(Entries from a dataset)

# # # #

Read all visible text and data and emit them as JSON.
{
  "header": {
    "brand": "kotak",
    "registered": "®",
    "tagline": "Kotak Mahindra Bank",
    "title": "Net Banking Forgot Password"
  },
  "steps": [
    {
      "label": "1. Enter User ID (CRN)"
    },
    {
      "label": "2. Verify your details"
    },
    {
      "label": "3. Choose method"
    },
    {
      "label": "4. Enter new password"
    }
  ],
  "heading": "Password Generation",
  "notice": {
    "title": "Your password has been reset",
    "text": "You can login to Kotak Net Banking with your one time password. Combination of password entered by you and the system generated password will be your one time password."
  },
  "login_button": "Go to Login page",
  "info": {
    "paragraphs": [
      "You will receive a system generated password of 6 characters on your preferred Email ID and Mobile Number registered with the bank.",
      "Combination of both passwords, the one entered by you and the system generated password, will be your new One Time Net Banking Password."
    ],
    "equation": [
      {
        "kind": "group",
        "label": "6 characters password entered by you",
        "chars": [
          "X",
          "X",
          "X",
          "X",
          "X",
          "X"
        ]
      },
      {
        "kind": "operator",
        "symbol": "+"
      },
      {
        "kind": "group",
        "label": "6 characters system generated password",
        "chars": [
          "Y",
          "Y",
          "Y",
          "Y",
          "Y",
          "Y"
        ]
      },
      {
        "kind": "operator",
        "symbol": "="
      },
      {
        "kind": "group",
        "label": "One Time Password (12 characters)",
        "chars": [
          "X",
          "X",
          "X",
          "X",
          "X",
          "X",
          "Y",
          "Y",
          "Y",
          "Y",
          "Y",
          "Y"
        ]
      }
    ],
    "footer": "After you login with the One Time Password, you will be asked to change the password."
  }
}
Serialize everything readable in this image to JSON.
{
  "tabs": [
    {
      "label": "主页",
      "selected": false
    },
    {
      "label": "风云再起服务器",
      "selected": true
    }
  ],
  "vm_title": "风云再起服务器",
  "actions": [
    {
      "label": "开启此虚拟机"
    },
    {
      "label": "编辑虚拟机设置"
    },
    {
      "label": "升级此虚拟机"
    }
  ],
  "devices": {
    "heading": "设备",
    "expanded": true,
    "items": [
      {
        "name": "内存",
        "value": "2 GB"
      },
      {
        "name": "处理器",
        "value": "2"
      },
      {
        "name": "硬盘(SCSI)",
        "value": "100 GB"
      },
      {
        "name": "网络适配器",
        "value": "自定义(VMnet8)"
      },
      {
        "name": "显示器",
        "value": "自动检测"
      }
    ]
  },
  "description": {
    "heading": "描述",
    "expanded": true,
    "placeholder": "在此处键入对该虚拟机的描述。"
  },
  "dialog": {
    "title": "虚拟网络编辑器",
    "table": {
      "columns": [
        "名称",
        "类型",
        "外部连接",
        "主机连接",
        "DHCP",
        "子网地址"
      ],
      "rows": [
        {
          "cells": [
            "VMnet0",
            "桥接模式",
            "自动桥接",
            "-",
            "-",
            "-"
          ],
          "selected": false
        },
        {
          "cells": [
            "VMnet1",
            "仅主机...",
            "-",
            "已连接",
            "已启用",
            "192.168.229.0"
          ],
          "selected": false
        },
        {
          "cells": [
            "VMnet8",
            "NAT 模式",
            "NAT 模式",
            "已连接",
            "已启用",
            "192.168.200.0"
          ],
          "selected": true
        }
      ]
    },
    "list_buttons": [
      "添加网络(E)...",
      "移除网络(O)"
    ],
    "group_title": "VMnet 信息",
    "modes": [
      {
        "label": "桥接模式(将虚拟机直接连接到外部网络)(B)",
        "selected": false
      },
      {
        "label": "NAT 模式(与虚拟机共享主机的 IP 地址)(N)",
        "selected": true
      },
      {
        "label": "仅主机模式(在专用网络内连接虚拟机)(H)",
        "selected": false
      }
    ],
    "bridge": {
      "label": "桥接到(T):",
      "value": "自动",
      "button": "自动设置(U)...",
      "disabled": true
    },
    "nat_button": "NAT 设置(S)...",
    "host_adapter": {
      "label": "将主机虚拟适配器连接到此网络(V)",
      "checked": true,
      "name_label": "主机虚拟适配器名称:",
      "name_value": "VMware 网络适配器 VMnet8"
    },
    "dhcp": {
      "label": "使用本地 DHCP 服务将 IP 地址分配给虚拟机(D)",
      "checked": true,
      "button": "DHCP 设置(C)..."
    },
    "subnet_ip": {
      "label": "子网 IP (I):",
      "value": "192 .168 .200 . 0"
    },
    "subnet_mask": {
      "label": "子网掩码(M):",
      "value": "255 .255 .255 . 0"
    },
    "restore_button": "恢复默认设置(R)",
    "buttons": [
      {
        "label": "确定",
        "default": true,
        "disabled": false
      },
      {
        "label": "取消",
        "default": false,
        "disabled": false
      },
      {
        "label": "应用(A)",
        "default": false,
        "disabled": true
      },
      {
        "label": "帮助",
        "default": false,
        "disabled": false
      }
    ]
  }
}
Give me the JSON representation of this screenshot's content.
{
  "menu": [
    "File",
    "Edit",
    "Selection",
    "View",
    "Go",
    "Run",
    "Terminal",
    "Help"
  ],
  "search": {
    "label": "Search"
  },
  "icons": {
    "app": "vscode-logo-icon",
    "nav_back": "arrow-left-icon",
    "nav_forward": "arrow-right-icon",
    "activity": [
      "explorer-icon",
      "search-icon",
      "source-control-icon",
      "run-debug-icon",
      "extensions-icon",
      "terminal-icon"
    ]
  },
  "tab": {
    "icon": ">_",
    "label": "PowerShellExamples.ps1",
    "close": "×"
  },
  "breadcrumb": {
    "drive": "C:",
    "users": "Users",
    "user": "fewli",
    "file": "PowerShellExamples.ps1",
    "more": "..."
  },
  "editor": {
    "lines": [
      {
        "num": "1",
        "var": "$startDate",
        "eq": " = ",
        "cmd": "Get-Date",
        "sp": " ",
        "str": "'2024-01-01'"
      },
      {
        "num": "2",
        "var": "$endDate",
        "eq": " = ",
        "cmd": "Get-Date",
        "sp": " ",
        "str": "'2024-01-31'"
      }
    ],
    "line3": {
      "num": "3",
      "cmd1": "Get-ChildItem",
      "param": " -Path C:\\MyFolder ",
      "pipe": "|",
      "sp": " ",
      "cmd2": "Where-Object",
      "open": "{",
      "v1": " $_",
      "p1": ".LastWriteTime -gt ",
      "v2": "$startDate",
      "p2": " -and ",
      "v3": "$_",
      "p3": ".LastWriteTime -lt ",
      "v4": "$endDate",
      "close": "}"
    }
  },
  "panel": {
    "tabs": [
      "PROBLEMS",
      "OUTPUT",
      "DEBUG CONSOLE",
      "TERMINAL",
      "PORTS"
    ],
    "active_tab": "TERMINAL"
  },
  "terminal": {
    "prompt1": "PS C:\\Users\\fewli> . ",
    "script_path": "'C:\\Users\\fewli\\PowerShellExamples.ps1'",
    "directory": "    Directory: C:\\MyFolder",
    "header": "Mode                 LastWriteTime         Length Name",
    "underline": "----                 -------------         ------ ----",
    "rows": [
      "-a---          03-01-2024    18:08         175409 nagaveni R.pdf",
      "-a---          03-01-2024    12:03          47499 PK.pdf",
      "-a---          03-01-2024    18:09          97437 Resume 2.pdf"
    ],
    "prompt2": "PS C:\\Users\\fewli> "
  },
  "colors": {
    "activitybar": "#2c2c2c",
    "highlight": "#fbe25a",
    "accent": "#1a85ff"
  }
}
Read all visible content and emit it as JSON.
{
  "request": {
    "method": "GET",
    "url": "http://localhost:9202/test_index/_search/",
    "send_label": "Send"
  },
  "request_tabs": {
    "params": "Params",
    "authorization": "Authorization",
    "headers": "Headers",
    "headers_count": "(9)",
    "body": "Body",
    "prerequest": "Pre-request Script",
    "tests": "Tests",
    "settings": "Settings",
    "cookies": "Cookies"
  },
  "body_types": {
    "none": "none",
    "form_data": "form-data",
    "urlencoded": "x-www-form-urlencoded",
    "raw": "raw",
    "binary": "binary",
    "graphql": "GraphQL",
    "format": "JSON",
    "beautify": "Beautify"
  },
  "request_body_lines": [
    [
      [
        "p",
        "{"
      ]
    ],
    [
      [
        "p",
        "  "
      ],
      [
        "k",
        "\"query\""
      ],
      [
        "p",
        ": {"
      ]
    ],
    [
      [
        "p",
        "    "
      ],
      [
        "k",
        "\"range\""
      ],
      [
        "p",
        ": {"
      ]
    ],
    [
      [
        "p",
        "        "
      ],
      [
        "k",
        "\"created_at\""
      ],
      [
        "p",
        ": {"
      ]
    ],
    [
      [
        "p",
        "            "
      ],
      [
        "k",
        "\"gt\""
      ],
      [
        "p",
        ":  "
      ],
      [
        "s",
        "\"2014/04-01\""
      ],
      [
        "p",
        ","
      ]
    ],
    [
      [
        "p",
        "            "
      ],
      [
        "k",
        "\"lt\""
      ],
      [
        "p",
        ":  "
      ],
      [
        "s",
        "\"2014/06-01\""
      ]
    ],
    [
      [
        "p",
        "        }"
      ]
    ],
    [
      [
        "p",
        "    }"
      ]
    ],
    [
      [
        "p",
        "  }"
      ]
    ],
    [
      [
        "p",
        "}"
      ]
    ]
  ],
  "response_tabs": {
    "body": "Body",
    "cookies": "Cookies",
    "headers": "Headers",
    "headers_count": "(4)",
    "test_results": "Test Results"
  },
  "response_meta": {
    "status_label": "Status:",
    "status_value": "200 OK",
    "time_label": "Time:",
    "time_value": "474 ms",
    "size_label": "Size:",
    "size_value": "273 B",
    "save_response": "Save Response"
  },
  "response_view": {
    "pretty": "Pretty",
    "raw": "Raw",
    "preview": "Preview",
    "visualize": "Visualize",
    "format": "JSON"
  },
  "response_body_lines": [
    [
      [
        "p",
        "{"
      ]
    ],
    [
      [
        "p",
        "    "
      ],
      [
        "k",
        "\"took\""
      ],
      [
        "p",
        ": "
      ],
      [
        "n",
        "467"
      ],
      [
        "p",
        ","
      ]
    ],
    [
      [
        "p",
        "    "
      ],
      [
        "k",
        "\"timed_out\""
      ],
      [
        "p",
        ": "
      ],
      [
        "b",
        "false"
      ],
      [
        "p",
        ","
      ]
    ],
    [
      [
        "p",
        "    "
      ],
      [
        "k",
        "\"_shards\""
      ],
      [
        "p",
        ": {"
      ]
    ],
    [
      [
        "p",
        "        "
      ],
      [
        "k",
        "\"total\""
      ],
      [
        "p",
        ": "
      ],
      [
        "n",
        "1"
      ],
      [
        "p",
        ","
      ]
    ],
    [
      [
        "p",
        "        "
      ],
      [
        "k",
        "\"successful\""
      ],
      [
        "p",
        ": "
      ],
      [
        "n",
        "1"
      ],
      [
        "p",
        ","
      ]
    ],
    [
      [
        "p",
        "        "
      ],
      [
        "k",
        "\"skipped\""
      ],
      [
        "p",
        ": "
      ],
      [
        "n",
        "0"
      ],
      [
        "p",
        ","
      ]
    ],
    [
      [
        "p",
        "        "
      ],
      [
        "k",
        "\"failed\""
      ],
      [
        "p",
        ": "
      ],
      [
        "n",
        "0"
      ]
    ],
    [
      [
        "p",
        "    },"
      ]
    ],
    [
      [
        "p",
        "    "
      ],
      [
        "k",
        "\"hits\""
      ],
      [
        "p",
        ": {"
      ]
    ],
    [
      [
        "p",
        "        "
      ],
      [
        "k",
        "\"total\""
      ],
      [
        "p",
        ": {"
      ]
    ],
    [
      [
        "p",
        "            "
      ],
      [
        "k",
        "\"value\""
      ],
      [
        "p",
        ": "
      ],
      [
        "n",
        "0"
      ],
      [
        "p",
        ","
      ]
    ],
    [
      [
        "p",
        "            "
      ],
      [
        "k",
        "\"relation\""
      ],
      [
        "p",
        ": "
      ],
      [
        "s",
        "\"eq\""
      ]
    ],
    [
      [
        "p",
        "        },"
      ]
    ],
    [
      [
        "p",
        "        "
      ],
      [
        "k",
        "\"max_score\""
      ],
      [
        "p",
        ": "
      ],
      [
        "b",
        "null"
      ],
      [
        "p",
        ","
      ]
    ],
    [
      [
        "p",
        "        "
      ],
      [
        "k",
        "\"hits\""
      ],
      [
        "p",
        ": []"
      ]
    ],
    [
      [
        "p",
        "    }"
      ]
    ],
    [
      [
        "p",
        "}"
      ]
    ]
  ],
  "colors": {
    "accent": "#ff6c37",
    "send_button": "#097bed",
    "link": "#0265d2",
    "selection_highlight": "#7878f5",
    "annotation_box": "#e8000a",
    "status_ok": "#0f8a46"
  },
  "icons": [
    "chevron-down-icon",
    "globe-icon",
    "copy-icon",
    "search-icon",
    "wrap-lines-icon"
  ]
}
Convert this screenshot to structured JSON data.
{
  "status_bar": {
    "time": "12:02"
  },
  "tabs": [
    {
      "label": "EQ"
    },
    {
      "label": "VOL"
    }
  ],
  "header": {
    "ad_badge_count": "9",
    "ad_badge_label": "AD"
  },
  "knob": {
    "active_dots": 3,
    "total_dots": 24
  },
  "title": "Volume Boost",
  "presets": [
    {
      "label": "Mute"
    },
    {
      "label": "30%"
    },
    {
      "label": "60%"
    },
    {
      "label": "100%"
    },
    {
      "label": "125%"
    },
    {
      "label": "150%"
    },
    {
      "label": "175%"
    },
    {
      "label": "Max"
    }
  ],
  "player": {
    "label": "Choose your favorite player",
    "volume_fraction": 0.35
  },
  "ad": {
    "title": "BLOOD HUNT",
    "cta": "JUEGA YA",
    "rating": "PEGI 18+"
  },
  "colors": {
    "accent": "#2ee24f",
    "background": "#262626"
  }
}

# # # #

Exercise objective: Tally the lines that hold the string "visible" and state the total, nothing more.

Response to the exercise: 2